[Figure record listings]
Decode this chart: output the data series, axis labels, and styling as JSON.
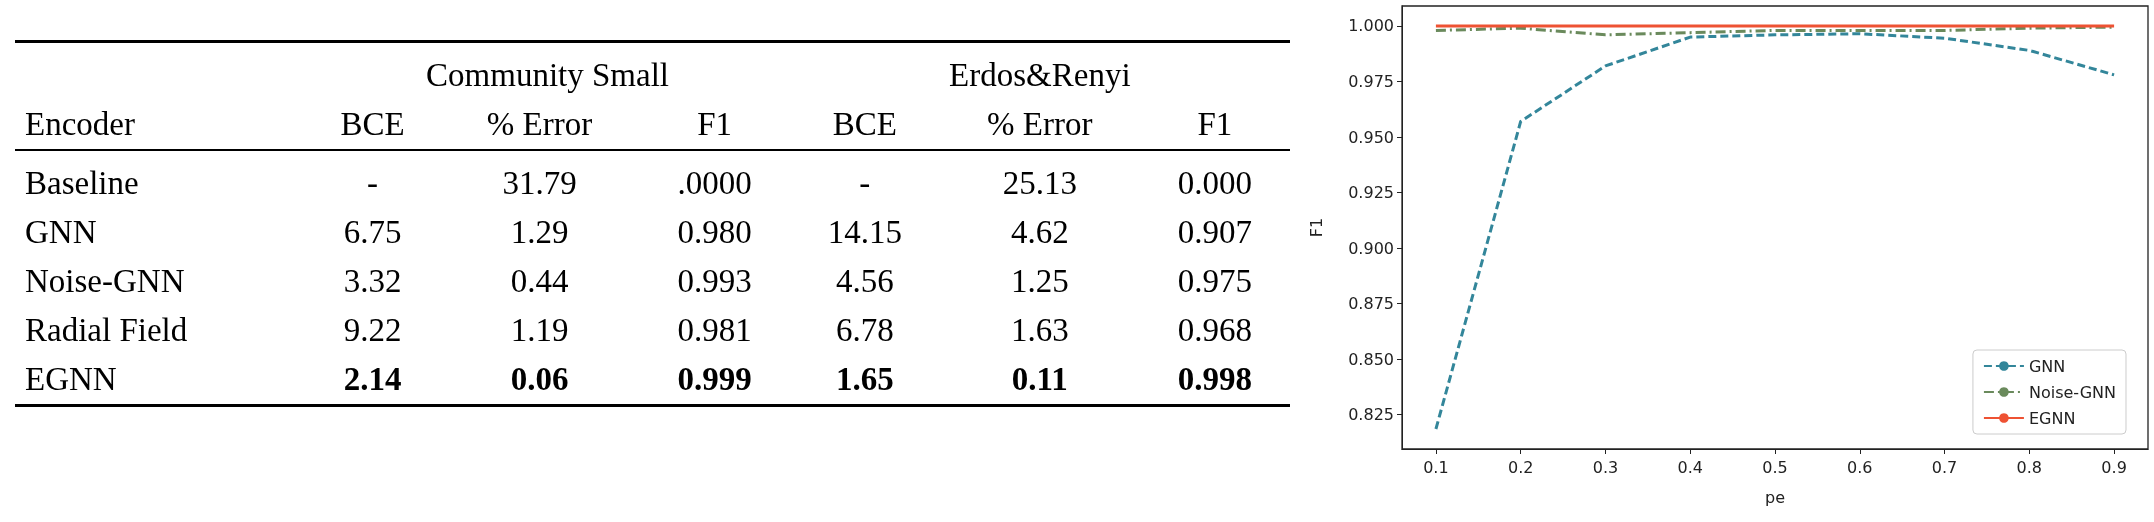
{
  "chart_data": [
    {
      "type": "other",
      "ylabel": "Encoder",
      "annotations": [
        "Community Small",
        "Erdos&Renyi"
      ],
      "categories": [
        "BCE",
        "% Error",
        "F1",
        "BCE",
        "% Error",
        "F1"
      ],
      "y_categories": [
        "Baseline",
        "GNN",
        "Noise-GNN",
        "Radial Field",
        "EGNN"
      ],
      "cell_labels": [
        [
          "-",
          "31.79",
          ".0000",
          "-",
          "25.13",
          "0.000"
        ],
        [
          "6.75",
          "1.29",
          "0.980",
          "14.15",
          "4.62",
          "0.907"
        ],
        [
          "3.32",
          "0.44",
          "0.993",
          "4.56",
          "1.25",
          "0.975"
        ],
        [
          "9.22",
          "1.19",
          "0.981",
          "6.78",
          "1.63",
          "0.968"
        ],
        [
          "2.14",
          "0.06",
          "0.999",
          "1.65",
          "0.11",
          "0.998"
        ]
      ]
    },
    {
      "type": "line",
      "xlabel": "pe",
      "ylabel": "F1",
      "x": [
        0.1,
        0.2,
        0.3,
        0.4,
        0.5,
        0.6,
        0.7,
        0.8,
        0.9
      ],
      "series": [
        {
          "name": "GNN",
          "color": "#33869a",
          "line_style": "dashed",
          "values": [
            0.8185,
            0.957,
            0.982,
            0.995,
            0.996,
            0.9965,
            0.9945,
            0.989,
            0.978
          ]
        },
        {
          "name": "Noise-GNN",
          "color": "#6a8a5c",
          "line_style": "dashdot",
          "values": [
            0.998,
            0.999,
            0.996,
            0.997,
            0.998,
            0.998,
            0.998,
            0.999,
            0.9995
          ]
        },
        {
          "name": "EGNN",
          "color": "#ee5233",
          "line_style": "solid",
          "values": [
            1.0,
            1.0,
            1.0,
            1.0,
            1.0,
            1.0,
            1.0,
            1.0,
            1.0
          ]
        }
      ],
      "xlim": [
        0.06,
        0.94
      ],
      "xticks": [
        0.1,
        0.2,
        0.3,
        0.4,
        0.5,
        0.6,
        0.7,
        0.8,
        0.9
      ],
      "ylim": [
        0.8095,
        1.009
      ],
      "yticks": [
        {
          "value": 0.825,
          "label": "0.825"
        },
        {
          "value": 0.85,
          "label": "0.850"
        },
        {
          "value": 0.875,
          "label": "0.875"
        },
        {
          "value": 0.9,
          "label": "0.900"
        },
        {
          "value": 0.925,
          "label": "0.925"
        },
        {
          "value": 0.95,
          "label": "0.950"
        },
        {
          "value": 0.975,
          "label": "0.975"
        },
        {
          "value": 1.0,
          "label": "1.000"
        }
      ],
      "grid": false,
      "legend": "bottom right",
      "marker": "none"
    }
  ]
}
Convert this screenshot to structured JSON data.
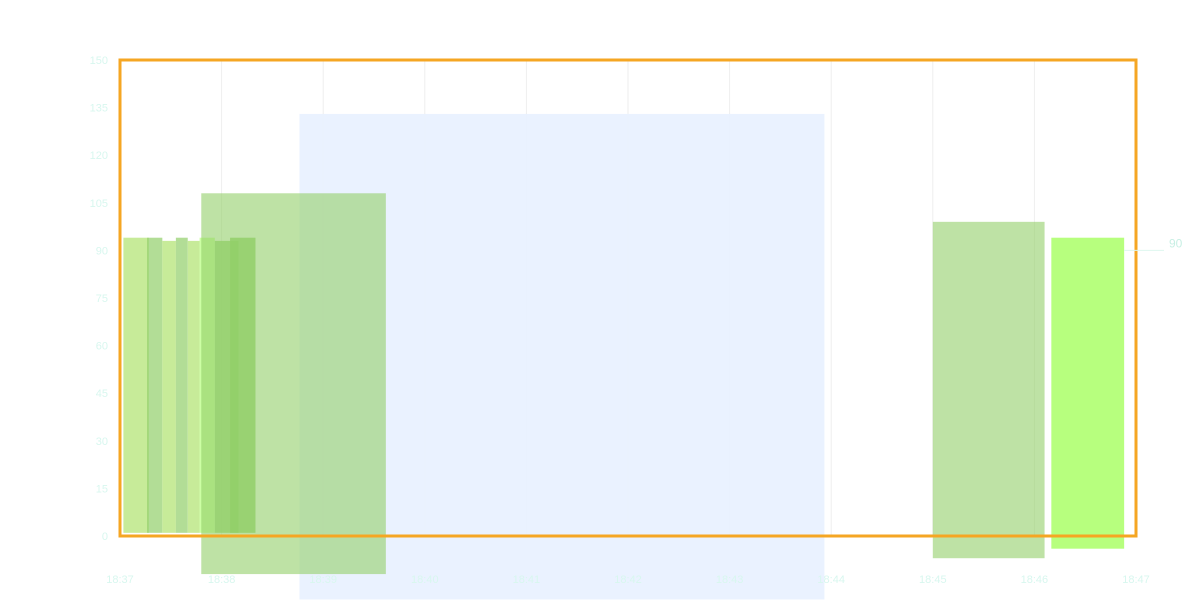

**PROBLEM REQUIREMENTS:** Filter out every line that lacks the word "series", and copy the rest.

**COMPLETE OUTPUT:**
Decode this chart: output the data series, axis labels, and styling as JSON.
      "series": [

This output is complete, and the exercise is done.